(Dataset rows about figures)
<<<<

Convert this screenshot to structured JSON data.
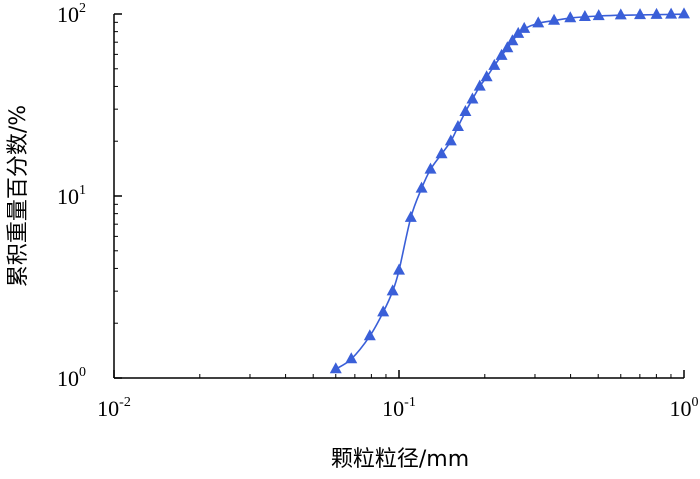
{
  "chart_data": {
    "type": "line",
    "title": "",
    "xlabel": "颗粒粒径/mm",
    "ylabel": "累积重量百分数/%",
    "x_scale": "log",
    "y_scale": "log",
    "xlim": [
      0.01,
      1
    ],
    "ylim": [
      1,
      100
    ],
    "grid": false,
    "x_ticks": [
      {
        "value": 0.01,
        "base": "10",
        "exp": "-2"
      },
      {
        "value": 0.1,
        "base": "10",
        "exp": "-1"
      },
      {
        "value": 1,
        "base": "10",
        "exp": "0"
      }
    ],
    "y_ticks": [
      {
        "value": 1,
        "base": "10",
        "exp": "0"
      },
      {
        "value": 10,
        "base": "10",
        "exp": "1"
      },
      {
        "value": 100,
        "base": "10",
        "exp": "2"
      }
    ],
    "series": [
      {
        "color": "#3a5fd8",
        "marker": "triangle",
        "x": [
          0.06,
          0.068,
          0.079,
          0.088,
          0.095,
          0.1,
          0.11,
          0.12,
          0.129,
          0.141,
          0.152,
          0.161,
          0.171,
          0.181,
          0.192,
          0.203,
          0.216,
          0.229,
          0.24,
          0.25,
          0.262,
          0.275,
          0.308,
          0.35,
          0.399,
          0.449,
          0.502,
          0.6,
          0.701,
          0.801,
          0.901,
          1.0
        ],
        "y": [
          1.12,
          1.27,
          1.7,
          2.3,
          3.0,
          3.9,
          7.6,
          11.0,
          14.0,
          17.0,
          20.0,
          24.0,
          29.0,
          34.0,
          40.0,
          45.0,
          52.0,
          59.0,
          65.0,
          71.0,
          78.0,
          83.0,
          89.0,
          92.0,
          95.0,
          96.5,
          97.5,
          98.5,
          98.8,
          99.2,
          99.5,
          99.8
        ]
      }
    ]
  }
}
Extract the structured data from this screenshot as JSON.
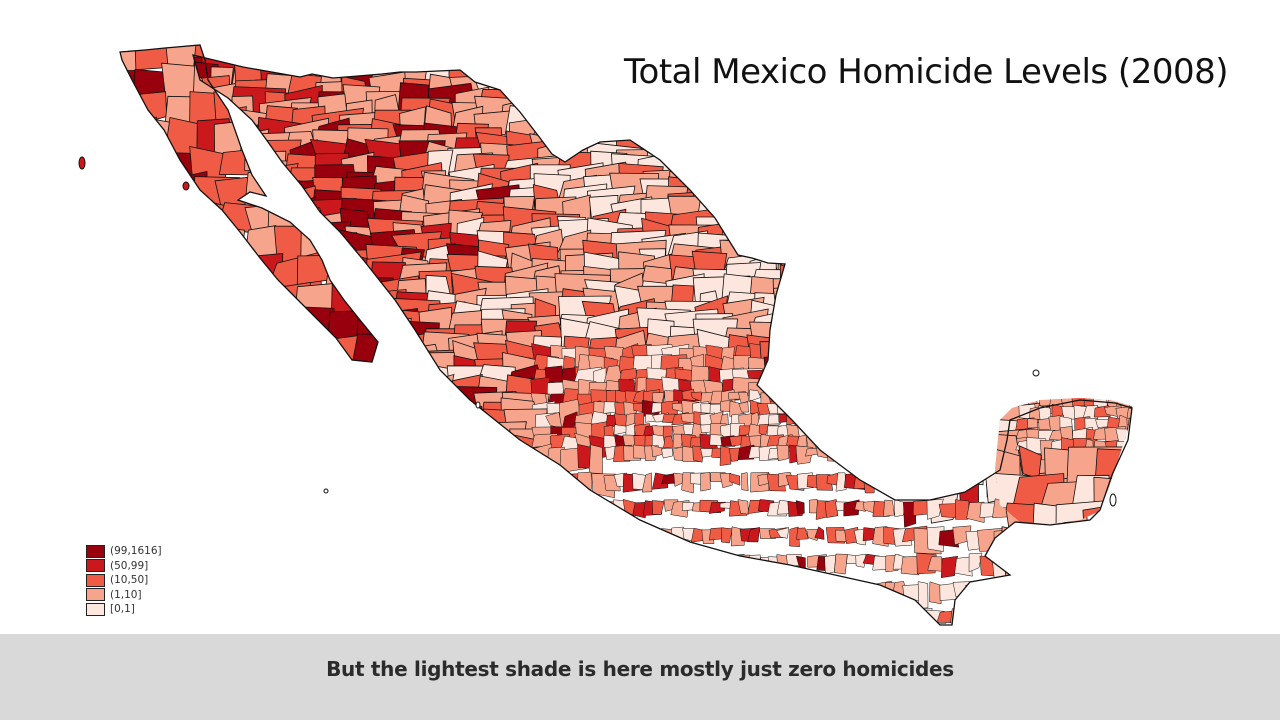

>>>>

| Stated task |
Only the count is needed: the number of lines in the data that include the word "structured".

| Problem solution |
2